*Goal of the exercise:* Show all lines that include the string "Bookings"; copy each one.

=== Stored rows ===

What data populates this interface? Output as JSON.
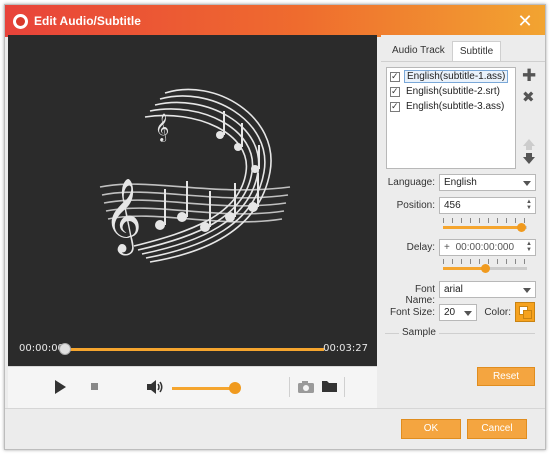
{
  "window": {
    "title": "Edit Audio/Subtitle"
  },
  "player": {
    "current_time": "00:00:00",
    "total_time": "00:03:27",
    "seek_progress": 0,
    "volume_level": 0.9
  },
  "tabs": [
    {
      "label": "Audio Track",
      "active": false
    },
    {
      "label": "Subtitle",
      "active": true
    }
  ],
  "subtitles": [
    {
      "label": "English(subtitle-1.ass)",
      "checked": true,
      "selected": true
    },
    {
      "label": "English(subtitle-2.srt)",
      "checked": true,
      "selected": false
    },
    {
      "label": "English(subtitle-3.ass)",
      "checked": true,
      "selected": false
    }
  ],
  "settings": {
    "language_label": "Language:",
    "language_value": "English",
    "position_label": "Position:",
    "position_value": "456",
    "position_level": 0.93,
    "delay_label": "Delay:",
    "delay_sign": "+",
    "delay_value": "00:00:00:000",
    "delay_level": 0.5,
    "font_name_label": "Font Name:",
    "font_name_value": "arial",
    "font_size_label": "Font Size:",
    "font_size_value": "20",
    "color_label": "Color:",
    "sample_label": "Sample"
  },
  "buttons": {
    "reset": "Reset",
    "ok": "OK",
    "cancel": "Cancel"
  },
  "colors": {
    "accent": "#f4a540",
    "title_gradient_start": "#e8433a",
    "title_gradient_end": "#f2a431",
    "font_color": "#f6a21e"
  }
}
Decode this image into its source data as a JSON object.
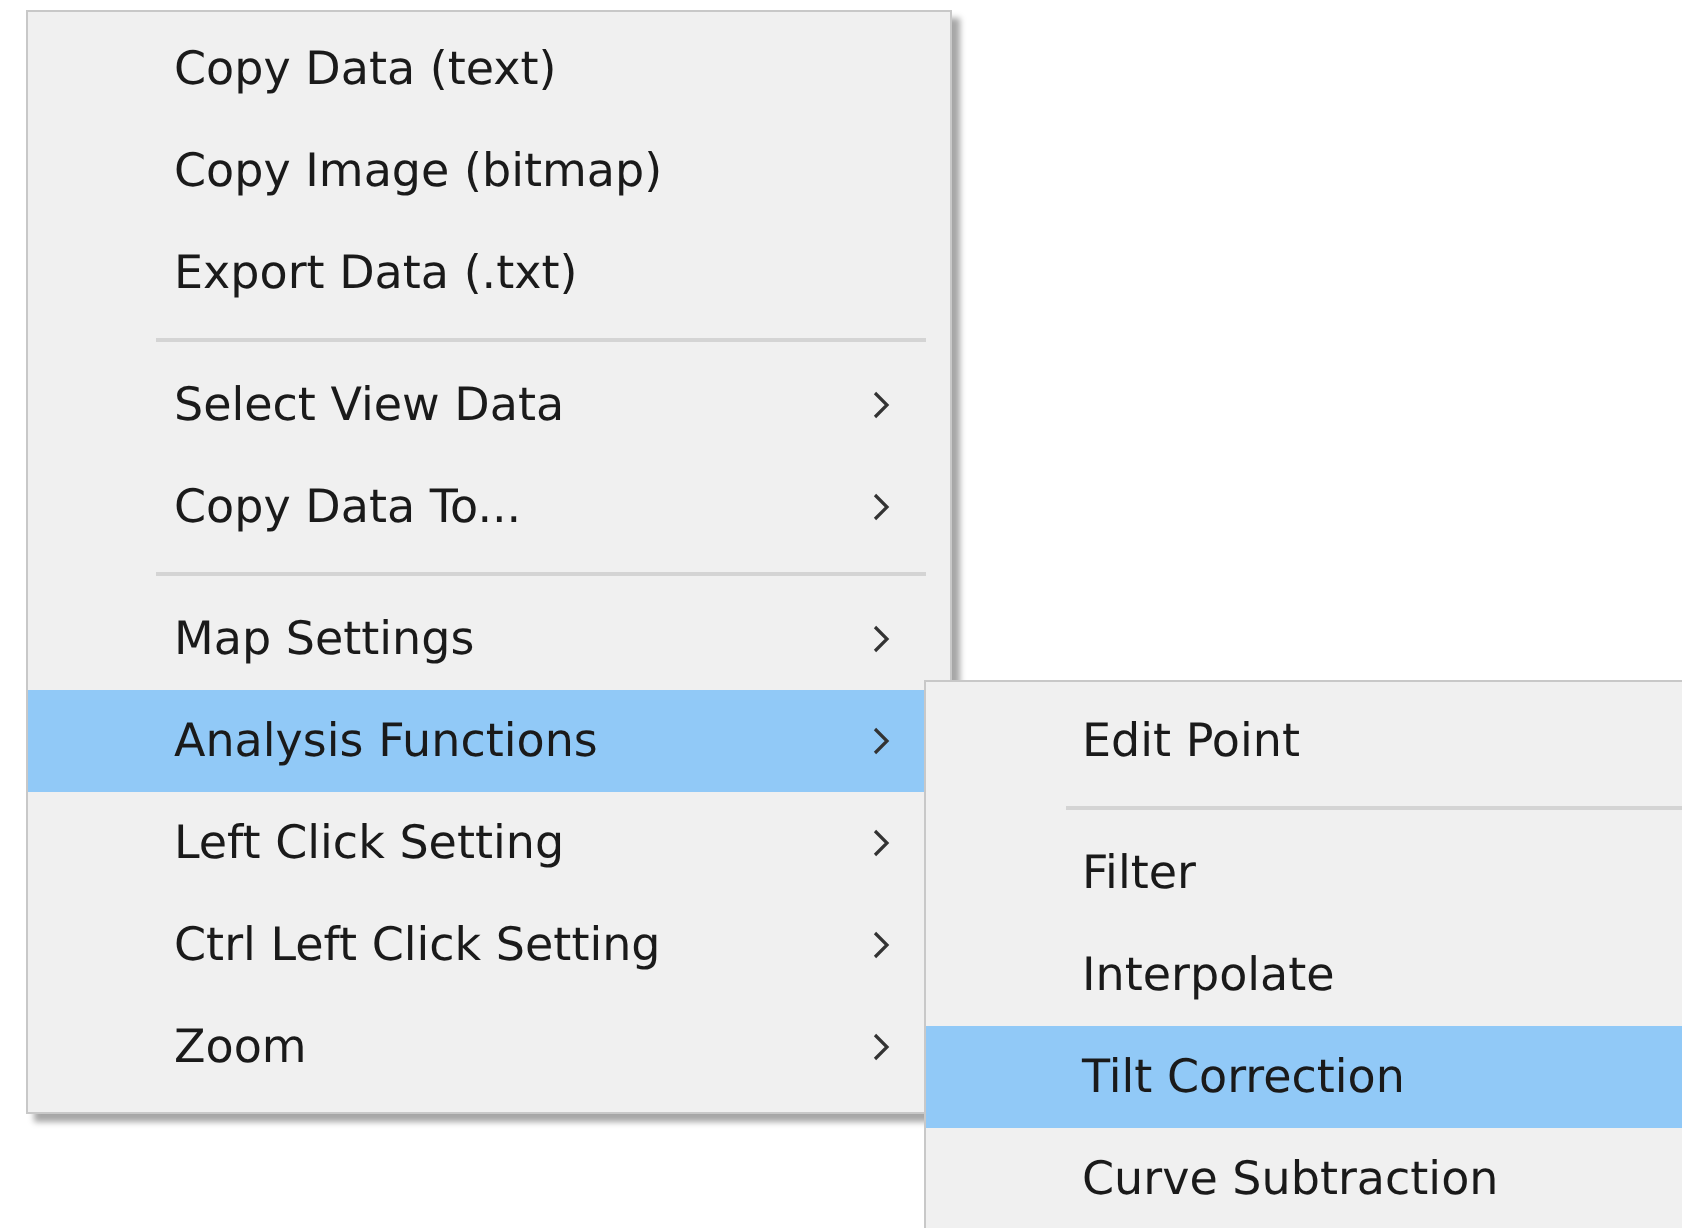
{
  "context_menu": {
    "items": [
      {
        "kind": "item",
        "label": "Copy Data (text)",
        "has_submenu": false,
        "selected": false
      },
      {
        "kind": "item",
        "label": "Copy Image (bitmap)",
        "has_submenu": false,
        "selected": false
      },
      {
        "kind": "item",
        "label": "Export Data (.txt)",
        "has_submenu": false,
        "selected": false
      },
      {
        "kind": "separator"
      },
      {
        "kind": "item",
        "label": "Select View Data",
        "has_submenu": true,
        "selected": false
      },
      {
        "kind": "item",
        "label": "Copy Data To...",
        "has_submenu": true,
        "selected": false
      },
      {
        "kind": "separator"
      },
      {
        "kind": "item",
        "label": "Map Settings",
        "has_submenu": true,
        "selected": false
      },
      {
        "kind": "item",
        "label": "Analysis Functions",
        "has_submenu": true,
        "selected": true
      },
      {
        "kind": "item",
        "label": "Left Click Setting",
        "has_submenu": true,
        "selected": false
      },
      {
        "kind": "item",
        "label": "Ctrl Left Click Setting",
        "has_submenu": true,
        "selected": false
      },
      {
        "kind": "item",
        "label": "Zoom",
        "has_submenu": true,
        "selected": false
      }
    ]
  },
  "submenu": {
    "items": [
      {
        "kind": "item",
        "label": "Edit Point",
        "selected": false
      },
      {
        "kind": "separator"
      },
      {
        "kind": "item",
        "label": "Filter",
        "selected": false
      },
      {
        "kind": "item",
        "label": "Interpolate",
        "selected": false
      },
      {
        "kind": "item",
        "label": "Tilt Correction",
        "selected": true
      },
      {
        "kind": "item",
        "label": "Curve Subtraction",
        "selected": false
      }
    ]
  }
}
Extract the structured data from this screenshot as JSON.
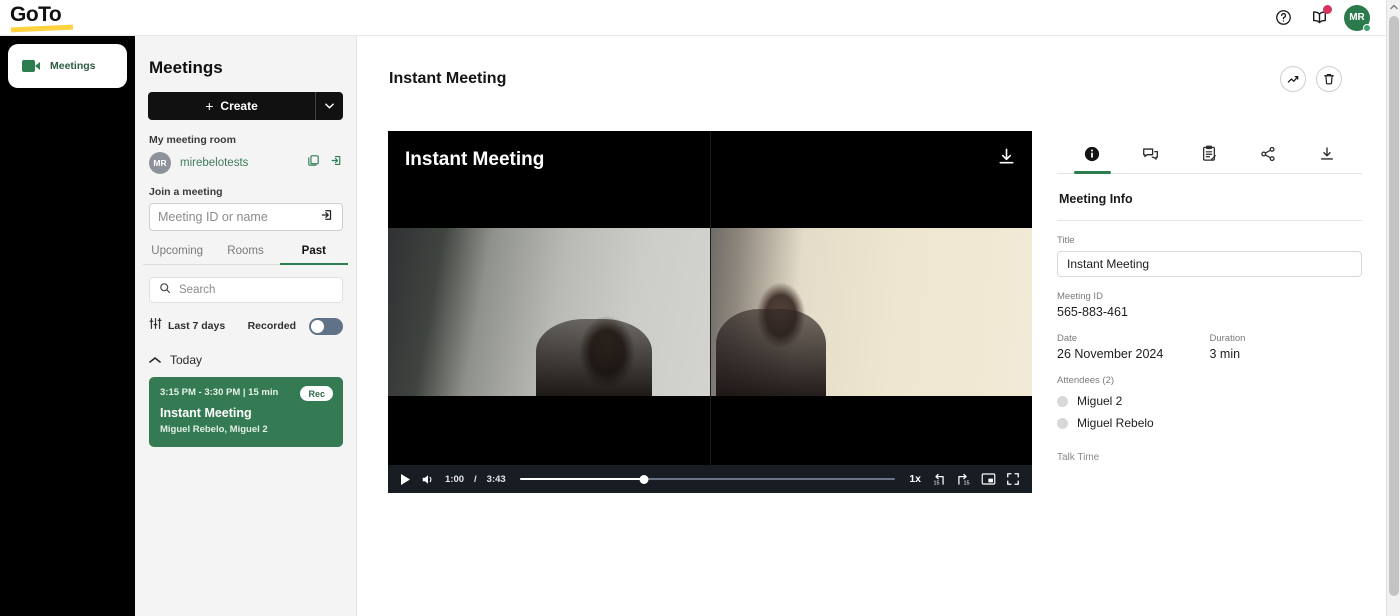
{
  "brand": {
    "logo_text": "GoTo",
    "accent_yellow": "#ffd23f",
    "accent_green": "#2e7d4f"
  },
  "topbar": {
    "help_icon": "question-circle-icon",
    "training_icon": "open-book-icon",
    "avatar_initials": "MR"
  },
  "rail": {
    "items": [
      {
        "label": "Meetings",
        "icon": "video-camera-icon",
        "active": true
      }
    ]
  },
  "panel": {
    "title": "Meetings",
    "create_label": "Create",
    "create_plus": "+",
    "create_caret": "chevron-down-icon",
    "my_room_label": "My meeting room",
    "room_avatar_initials": "MR",
    "room_name": "mirebelotests",
    "copy_icon": "copy-icon",
    "enter_room_icon": "enter-arrow-icon",
    "join_label": "Join a meeting",
    "join_placeholder": "Meeting ID or name",
    "join_value": "",
    "join_submit_icon": "enter-arrow-icon",
    "tabs": [
      {
        "label": "Upcoming",
        "active": false
      },
      {
        "label": "Rooms",
        "active": false
      },
      {
        "label": "Past",
        "active": true
      }
    ],
    "search_placeholder": "Search",
    "search_value": "",
    "filter_label": "Last 7 days",
    "filter_icon": "sliders-icon",
    "recorded_label": "Recorded",
    "recorded_on": false,
    "group_label": "Today",
    "group_chevron": "chevron-up-icon",
    "meeting": {
      "time_range": "3:15 PM  -  3:30 PM  |  15 min",
      "title": "Instant Meeting",
      "participants": "Miguel Rebelo, Miguel 2",
      "badge": "Rec"
    }
  },
  "main": {
    "title": "Instant Meeting",
    "analytics_icon": "trend-arrow-icon",
    "delete_icon": "trash-icon"
  },
  "player": {
    "overlay_title": "Instant Meeting",
    "download_icon": "download-icon",
    "play_icon": "play-icon",
    "volume_icon": "volume-icon",
    "current_time": "1:00",
    "separator": "/",
    "total_time": "3:43",
    "progress_percent": 33,
    "speed": "1x",
    "rewind_icon": "rewind-15-icon",
    "forward_icon": "forward-15-icon",
    "pip_icon": "picture-in-picture-icon",
    "fullscreen_icon": "fullscreen-icon"
  },
  "info": {
    "tabs": [
      {
        "name": "info-tab",
        "icon": "info-circle-icon",
        "active": true
      },
      {
        "name": "chat-tab",
        "icon": "chat-bubbles-icon",
        "active": false
      },
      {
        "name": "notes-tab",
        "icon": "notes-clipboard-icon",
        "active": false
      },
      {
        "name": "share-tab",
        "icon": "share-icon",
        "active": false
      },
      {
        "name": "download-tab",
        "icon": "download-icon",
        "active": false
      }
    ],
    "heading": "Meeting Info",
    "title_label": "Title",
    "title_value": "Instant Meeting",
    "meeting_id_label": "Meeting ID",
    "meeting_id_value": "565-883-461",
    "date_label": "Date",
    "date_value": "26 November 2024",
    "duration_label": "Duration",
    "duration_value": "3 min",
    "attendees_label": "Attendees (2)",
    "attendees": [
      {
        "name": "Miguel 2"
      },
      {
        "name": "Miguel Rebelo"
      }
    ],
    "talk_time_label": "Talk Time"
  },
  "scrollbar": {
    "up_arrow": "caret-up-icon"
  }
}
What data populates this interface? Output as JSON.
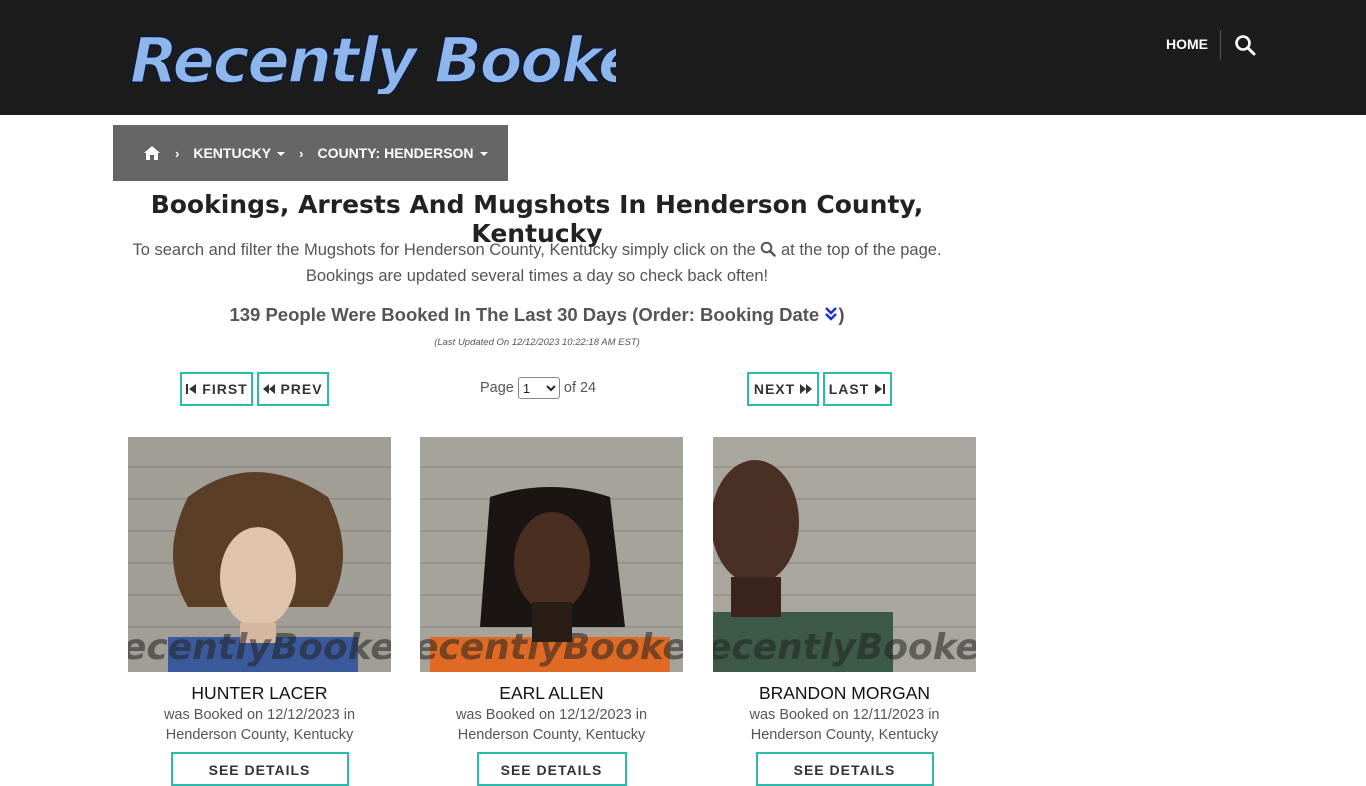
{
  "header": {
    "logo_text": "Recently Booked",
    "nav_home": "HOME",
    "search_icon": "search-icon"
  },
  "breadcrumb": {
    "home_icon": "home-icon",
    "state": "KENTUCKY",
    "county": "COUNTY: HENDERSON"
  },
  "page": {
    "title": "Bookings, Arrests And Mugshots In Henderson County, Kentucky",
    "intro_part1": "To search and filter the Mugshots for Henderson County, Kentucky simply click on the",
    "intro_part2": "at the top of the page.",
    "intro_line2": "Bookings are updated several times a day so check back often!",
    "count_text": "139 People Were Booked In The Last 30 Days (Order: Booking Date",
    "count_close": ")",
    "last_updated": "(Last Updated On 12/12/2023 10:22:18 AM EST)"
  },
  "pagination": {
    "first": "FIRST",
    "prev": "PREV",
    "next": "NEXT",
    "last": "LAST",
    "page_label": "Page",
    "current_page": "1",
    "of_label": "of 24"
  },
  "watermark": "ecentlyBooked.co",
  "cards": [
    {
      "name": "HUNTER LACER",
      "line1": "was Booked on 12/12/2023 in",
      "line2": "Henderson County, Kentucky",
      "button": "SEE DETAILS"
    },
    {
      "name": "EARL ALLEN",
      "line1": "was Booked on 12/12/2023 in",
      "line2": "Henderson County, Kentucky",
      "button": "SEE DETAILS"
    },
    {
      "name": "BRANDON MORGAN",
      "line1": "was Booked on 12/11/2023 in",
      "line2": "Henderson County, Kentucky",
      "button": "SEE DETAILS"
    }
  ],
  "colors": {
    "header_bg": "#1c1c1c",
    "breadcrumb_bg": "#666666",
    "accent_teal": "#2bbbad",
    "logo_blue": "#8fb6ec"
  }
}
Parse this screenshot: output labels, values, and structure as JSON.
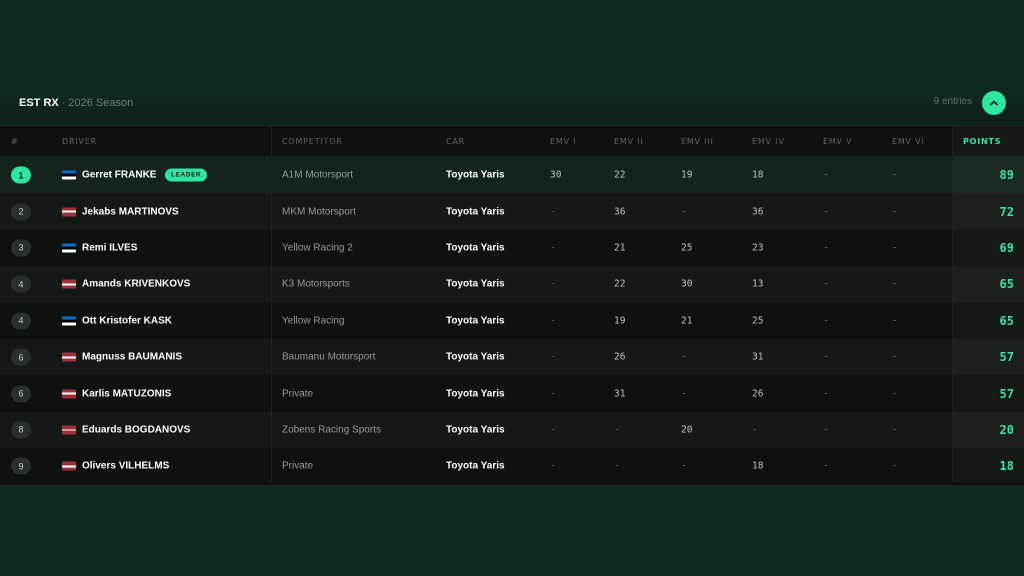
{
  "header": {
    "title": "EST RX",
    "separator": "·",
    "subtitle": "2026 Season",
    "entries": "9 entries",
    "collapse_icon": "chevron-up-icon"
  },
  "colors": {
    "accent": "#2ee6a0",
    "flag_estonia": [
      "#0072ce",
      "#000000",
      "#ffffff"
    ],
    "flag_latvia": [
      "#9e3039",
      "#ffffff",
      "#9e3039"
    ]
  },
  "columns": {
    "pos": "#",
    "driver": "DRIVER",
    "competitor": "COMPETITOR",
    "car": "CAR",
    "emv1": "EMV I",
    "emv2": "EMV II",
    "emv3": "EMV III",
    "emv4": "EMV IV",
    "emv5": "EMV V",
    "emv6": "EMV VI",
    "points": "POINTS"
  },
  "leader_badge": "LEADER",
  "rows": [
    {
      "pos": "1",
      "flag": "estonia",
      "driver": "Gerret FRANKE",
      "competitor": "A1M Motorsport",
      "car": "Toyota Yaris",
      "emv": [
        "30",
        "22",
        "19",
        "18",
        "-",
        "-"
      ],
      "points": "89"
    },
    {
      "pos": "2",
      "flag": "latvia",
      "driver": "Jekabs MARTINOVS",
      "competitor": "MKM Motorsport",
      "car": "Toyota Yaris",
      "emv": [
        "-",
        "36",
        "-",
        "36",
        "-",
        "-"
      ],
      "points": "72"
    },
    {
      "pos": "3",
      "flag": "estonia",
      "driver": "Remi ILVES",
      "competitor": "Yellow Racing 2",
      "car": "Toyota Yaris",
      "emv": [
        "-",
        "21",
        "25",
        "23",
        "-",
        "-"
      ],
      "points": "69"
    },
    {
      "pos": "4",
      "flag": "latvia",
      "driver": "Amands KRIVENKOVS",
      "competitor": "K3 Motorsports",
      "car": "Toyota Yaris",
      "emv": [
        "-",
        "22",
        "30",
        "13",
        "-",
        "-"
      ],
      "points": "65"
    },
    {
      "pos": "4",
      "flag": "estonia",
      "driver": "Ott Kristofer KASK",
      "competitor": "Yellow Racing",
      "car": "Toyota Yaris",
      "emv": [
        "-",
        "19",
        "21",
        "25",
        "-",
        "-"
      ],
      "points": "65"
    },
    {
      "pos": "6",
      "flag": "latvia",
      "driver": "Magnuss BAUMANIS",
      "competitor": "Baumanu Motorsport",
      "car": "Toyota Yaris",
      "emv": [
        "-",
        "26",
        "-",
        "31",
        "-",
        "-"
      ],
      "points": "57"
    },
    {
      "pos": "6",
      "flag": "latvia",
      "driver": "Karlis MATUZONIS",
      "competitor": "Private",
      "car": "Toyota Yaris",
      "emv": [
        "-",
        "31",
        "-",
        "26",
        "-",
        "-"
      ],
      "points": "57"
    },
    {
      "pos": "8",
      "flag": "latvia",
      "driver": "Eduards BOGDANOVS",
      "competitor": "Zobens Racing Sports",
      "car": "Toyota Yaris",
      "emv": [
        "-",
        "-",
        "20",
        "-",
        "-",
        "-"
      ],
      "points": "20"
    },
    {
      "pos": "9",
      "flag": "latvia",
      "driver": "Olivers VILHELMS",
      "competitor": "Private",
      "car": "Toyota Yaris",
      "emv": [
        "-",
        "-",
        "-",
        "18",
        "-",
        "-"
      ],
      "points": "18"
    }
  ]
}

===

*Exercise solution:*
    "title": "Bookings, Arrests And Mugshots In Henderson County, Kentucky",
    "intro_line2": "Bookings are updated several times a day so check back often!",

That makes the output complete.